Page element notes
__________

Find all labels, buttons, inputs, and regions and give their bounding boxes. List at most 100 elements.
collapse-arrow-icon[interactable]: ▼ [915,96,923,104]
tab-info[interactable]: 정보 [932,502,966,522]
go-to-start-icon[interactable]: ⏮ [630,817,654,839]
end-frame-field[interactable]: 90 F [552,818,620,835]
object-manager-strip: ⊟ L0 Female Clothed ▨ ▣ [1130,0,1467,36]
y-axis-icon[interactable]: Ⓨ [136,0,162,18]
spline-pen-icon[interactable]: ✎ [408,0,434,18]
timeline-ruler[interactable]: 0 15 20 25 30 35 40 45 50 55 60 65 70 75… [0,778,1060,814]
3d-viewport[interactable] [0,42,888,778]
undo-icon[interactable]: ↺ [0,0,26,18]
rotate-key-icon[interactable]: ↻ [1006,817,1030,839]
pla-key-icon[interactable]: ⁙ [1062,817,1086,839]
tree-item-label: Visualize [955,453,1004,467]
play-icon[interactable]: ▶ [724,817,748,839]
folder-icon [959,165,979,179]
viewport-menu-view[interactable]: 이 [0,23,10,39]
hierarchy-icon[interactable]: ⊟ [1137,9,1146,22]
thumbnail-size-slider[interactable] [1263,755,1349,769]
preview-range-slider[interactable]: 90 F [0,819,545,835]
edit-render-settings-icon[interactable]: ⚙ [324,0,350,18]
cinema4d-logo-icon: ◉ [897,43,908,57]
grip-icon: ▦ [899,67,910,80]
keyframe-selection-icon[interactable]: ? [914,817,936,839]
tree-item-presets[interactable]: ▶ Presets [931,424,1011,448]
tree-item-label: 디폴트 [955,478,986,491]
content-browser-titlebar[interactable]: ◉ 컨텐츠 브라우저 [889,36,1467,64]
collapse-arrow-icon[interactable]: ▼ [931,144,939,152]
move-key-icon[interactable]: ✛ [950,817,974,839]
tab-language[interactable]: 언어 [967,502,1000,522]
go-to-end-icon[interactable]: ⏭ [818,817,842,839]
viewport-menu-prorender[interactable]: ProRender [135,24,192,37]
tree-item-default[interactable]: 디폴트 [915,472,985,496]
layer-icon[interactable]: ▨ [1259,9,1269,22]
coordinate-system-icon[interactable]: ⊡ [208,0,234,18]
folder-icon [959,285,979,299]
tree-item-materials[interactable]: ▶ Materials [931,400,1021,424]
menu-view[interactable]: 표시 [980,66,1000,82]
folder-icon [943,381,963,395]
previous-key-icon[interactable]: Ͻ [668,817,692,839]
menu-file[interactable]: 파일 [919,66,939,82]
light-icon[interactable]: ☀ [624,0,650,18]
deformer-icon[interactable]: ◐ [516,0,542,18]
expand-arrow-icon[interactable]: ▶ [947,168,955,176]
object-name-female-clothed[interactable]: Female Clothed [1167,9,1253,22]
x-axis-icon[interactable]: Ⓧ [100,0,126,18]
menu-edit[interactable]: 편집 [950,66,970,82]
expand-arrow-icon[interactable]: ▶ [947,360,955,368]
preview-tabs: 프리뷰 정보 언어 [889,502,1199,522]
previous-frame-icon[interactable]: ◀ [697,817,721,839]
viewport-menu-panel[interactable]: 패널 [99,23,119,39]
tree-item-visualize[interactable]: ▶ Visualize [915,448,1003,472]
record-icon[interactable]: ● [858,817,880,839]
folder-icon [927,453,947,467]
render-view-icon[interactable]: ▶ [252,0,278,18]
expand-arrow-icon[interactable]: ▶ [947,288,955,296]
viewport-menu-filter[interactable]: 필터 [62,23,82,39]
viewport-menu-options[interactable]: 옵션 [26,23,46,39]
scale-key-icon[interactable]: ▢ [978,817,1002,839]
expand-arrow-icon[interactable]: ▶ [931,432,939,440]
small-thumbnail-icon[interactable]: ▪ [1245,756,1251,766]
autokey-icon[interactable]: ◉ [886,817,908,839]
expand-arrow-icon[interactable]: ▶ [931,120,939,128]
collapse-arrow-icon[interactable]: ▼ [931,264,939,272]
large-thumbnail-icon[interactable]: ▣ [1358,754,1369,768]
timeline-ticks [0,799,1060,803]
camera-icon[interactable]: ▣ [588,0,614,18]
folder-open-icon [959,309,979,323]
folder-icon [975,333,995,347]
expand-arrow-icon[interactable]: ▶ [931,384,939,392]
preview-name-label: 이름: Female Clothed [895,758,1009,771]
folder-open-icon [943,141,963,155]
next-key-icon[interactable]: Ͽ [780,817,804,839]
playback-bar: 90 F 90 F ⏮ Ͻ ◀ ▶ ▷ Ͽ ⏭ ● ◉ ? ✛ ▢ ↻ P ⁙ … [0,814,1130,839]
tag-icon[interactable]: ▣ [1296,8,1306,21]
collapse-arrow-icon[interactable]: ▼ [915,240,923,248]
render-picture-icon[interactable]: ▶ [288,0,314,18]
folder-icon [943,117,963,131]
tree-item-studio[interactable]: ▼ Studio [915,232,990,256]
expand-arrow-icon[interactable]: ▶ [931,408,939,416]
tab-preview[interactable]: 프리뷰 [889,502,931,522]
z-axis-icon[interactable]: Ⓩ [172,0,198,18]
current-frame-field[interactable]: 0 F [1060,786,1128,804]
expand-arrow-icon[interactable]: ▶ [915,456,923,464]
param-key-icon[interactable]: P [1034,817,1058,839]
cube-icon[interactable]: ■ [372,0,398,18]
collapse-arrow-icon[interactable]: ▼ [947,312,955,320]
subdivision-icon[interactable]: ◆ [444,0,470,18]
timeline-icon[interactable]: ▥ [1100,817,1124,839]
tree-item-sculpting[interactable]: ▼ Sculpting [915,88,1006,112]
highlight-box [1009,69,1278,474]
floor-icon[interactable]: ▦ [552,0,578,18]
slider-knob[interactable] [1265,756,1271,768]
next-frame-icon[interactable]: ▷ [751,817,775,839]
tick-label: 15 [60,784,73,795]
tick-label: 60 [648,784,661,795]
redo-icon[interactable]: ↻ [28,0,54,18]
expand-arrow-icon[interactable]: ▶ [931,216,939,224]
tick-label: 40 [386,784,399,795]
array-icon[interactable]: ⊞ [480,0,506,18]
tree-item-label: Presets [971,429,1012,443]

__________

What you need to do ▸ Write out all the items again, changing "folder-icon" to "directory-icon" wherever it appears and keeping everything else the same.

Reply ▸
Find all labels, buttons, inputs, and regions and give their bounding boxes. List at most 100 elements.
collapse-arrow-icon[interactable]: ▼ [915,96,923,104]
tab-info[interactable]: 정보 [932,502,966,522]
go-to-start-icon[interactable]: ⏮ [630,817,654,839]
end-frame-field[interactable]: 90 F [552,818,620,835]
object-manager-strip: ⊟ L0 Female Clothed ▨ ▣ [1130,0,1467,36]
y-axis-icon[interactable]: Ⓨ [136,0,162,18]
spline-pen-icon[interactable]: ✎ [408,0,434,18]
timeline-ruler[interactable]: 0 15 20 25 30 35 40 45 50 55 60 65 70 75… [0,778,1060,814]
3d-viewport[interactable] [0,42,888,778]
undo-icon[interactable]: ↺ [0,0,26,18]
rotate-key-icon[interactable]: ↻ [1006,817,1030,839]
pla-key-icon[interactable]: ⁙ [1062,817,1086,839]
tree-item-label: Visualize [955,453,1004,467]
play-icon[interactable]: ▶ [724,817,748,839]
directory-icon [959,165,979,179]
viewport-menu-view[interactable]: 이 [0,23,10,39]
hierarchy-icon[interactable]: ⊟ [1137,9,1146,22]
thumbnail-size-slider[interactable] [1263,755,1349,769]
preview-range-slider[interactable]: 90 F [0,819,545,835]
edit-render-settings-icon[interactable]: ⚙ [324,0,350,18]
cinema4d-logo-icon: ◉ [897,43,908,57]
grip-icon: ▦ [899,67,910,80]
keyframe-selection-icon[interactable]: ? [914,817,936,839]
tree-item-presets[interactable]: ▶ Presets [931,424,1011,448]
tree-item-label: 디폴트 [955,478,986,491]
content-browser-titlebar[interactable]: ◉ 컨텐츠 브라우저 [889,36,1467,64]
collapse-arrow-icon[interactable]: ▼ [931,144,939,152]
move-key-icon[interactable]: ✛ [950,817,974,839]
tab-language[interactable]: 언어 [967,502,1000,522]
go-to-end-icon[interactable]: ⏭ [818,817,842,839]
viewport-menu-prorender[interactable]: ProRender [135,24,192,37]
tree-item-default[interactable]: 디폴트 [915,472,985,496]
layer-icon[interactable]: ▨ [1259,9,1269,22]
coordinate-system-icon[interactable]: ⊡ [208,0,234,18]
directory-icon [959,285,979,299]
tree-item-materials[interactable]: ▶ Materials [931,400,1021,424]
menu-view[interactable]: 표시 [980,66,1000,82]
directory-icon [943,381,963,395]
previous-key-icon[interactable]: Ͻ [668,817,692,839]
menu-file[interactable]: 파일 [919,66,939,82]
light-icon[interactable]: ☀ [624,0,650,18]
deformer-icon[interactable]: ◐ [516,0,542,18]
expand-arrow-icon[interactable]: ▶ [947,168,955,176]
object-name-female-clothed[interactable]: Female Clothed [1167,9,1253,22]
x-axis-icon[interactable]: Ⓧ [100,0,126,18]
menu-edit[interactable]: 편집 [950,66,970,82]
expand-arrow-icon[interactable]: ▶ [947,360,955,368]
preview-tabs: 프리뷰 정보 언어 [889,502,1199,522]
previous-frame-icon[interactable]: ◀ [697,817,721,839]
viewport-menu-panel[interactable]: 패널 [99,23,119,39]
tree-item-visualize[interactable]: ▶ Visualize [915,448,1003,472]
record-icon[interactable]: ● [858,817,880,839]
directory-icon [927,453,947,467]
render-view-icon[interactable]: ▶ [252,0,278,18]
expand-arrow-icon[interactable]: ▶ [947,288,955,296]
viewport-menu-filter[interactable]: 필터 [62,23,82,39]
viewport-menu-options[interactable]: 옵션 [26,23,46,39]
scale-key-icon[interactable]: ▢ [978,817,1002,839]
expand-arrow-icon[interactable]: ▶ [931,432,939,440]
small-thumbnail-icon[interactable]: ▪ [1245,756,1251,766]
autokey-icon[interactable]: ◉ [886,817,908,839]
expand-arrow-icon[interactable]: ▶ [931,120,939,128]
collapse-arrow-icon[interactable]: ▼ [931,264,939,272]
large-thumbnail-icon[interactable]: ▣ [1358,754,1369,768]
timeline-ticks [0,799,1060,803]
camera-icon[interactable]: ▣ [588,0,614,18]
folder-open-icon [959,309,979,323]
directory-icon [975,333,995,347]
expand-arrow-icon[interactable]: ▶ [931,384,939,392]
preview-name-label: 이름: Female Clothed [895,758,1009,771]
folder-open-icon [943,141,963,155]
next-key-icon[interactable]: Ͽ [780,817,804,839]
playback-bar: 90 F 90 F ⏮ Ͻ ◀ ▶ ▷ Ͽ ⏭ ● ◉ ? ✛ ▢ ↻ P ⁙ … [0,814,1130,839]
tag-icon[interactable]: ▣ [1296,8,1306,21]
collapse-arrow-icon[interactable]: ▼ [915,240,923,248]
render-picture-icon[interactable]: ▶ [288,0,314,18]
directory-icon [943,117,963,131]
tree-item-studio[interactable]: ▼ Studio [915,232,990,256]
expand-arrow-icon[interactable]: ▶ [931,408,939,416]
tab-preview[interactable]: 프리뷰 [889,502,931,522]
z-axis-icon[interactable]: Ⓩ [172,0,198,18]
current-frame-field[interactable]: 0 F [1060,786,1128,804]
expand-arrow-icon[interactable]: ▶ [915,456,923,464]
param-key-icon[interactable]: P [1034,817,1058,839]
cube-icon[interactable]: ■ [372,0,398,18]
collapse-arrow-icon[interactable]: ▼ [947,312,955,320]
subdivision-icon[interactable]: ◆ [444,0,470,18]
timeline-icon[interactable]: ▥ [1100,817,1124,839]
tree-item-sculpting[interactable]: ▼ Sculpting [915,88,1006,112]
highlight-box [1009,69,1278,474]
floor-icon[interactable]: ▦ [552,0,578,18]
slider-knob[interactable] [1265,756,1271,768]
next-frame-icon[interactable]: ▷ [751,817,775,839]
tick-label: 15 [60,784,73,795]
tick-label: 60 [648,784,661,795]
redo-icon[interactable]: ↻ [28,0,54,18]
expand-arrow-icon[interactable]: ▶ [931,216,939,224]
tick-label: 40 [386,784,399,795]
array-icon[interactable]: ⊞ [480,0,506,18]
tree-item-label: Presets [971,429,1012,443]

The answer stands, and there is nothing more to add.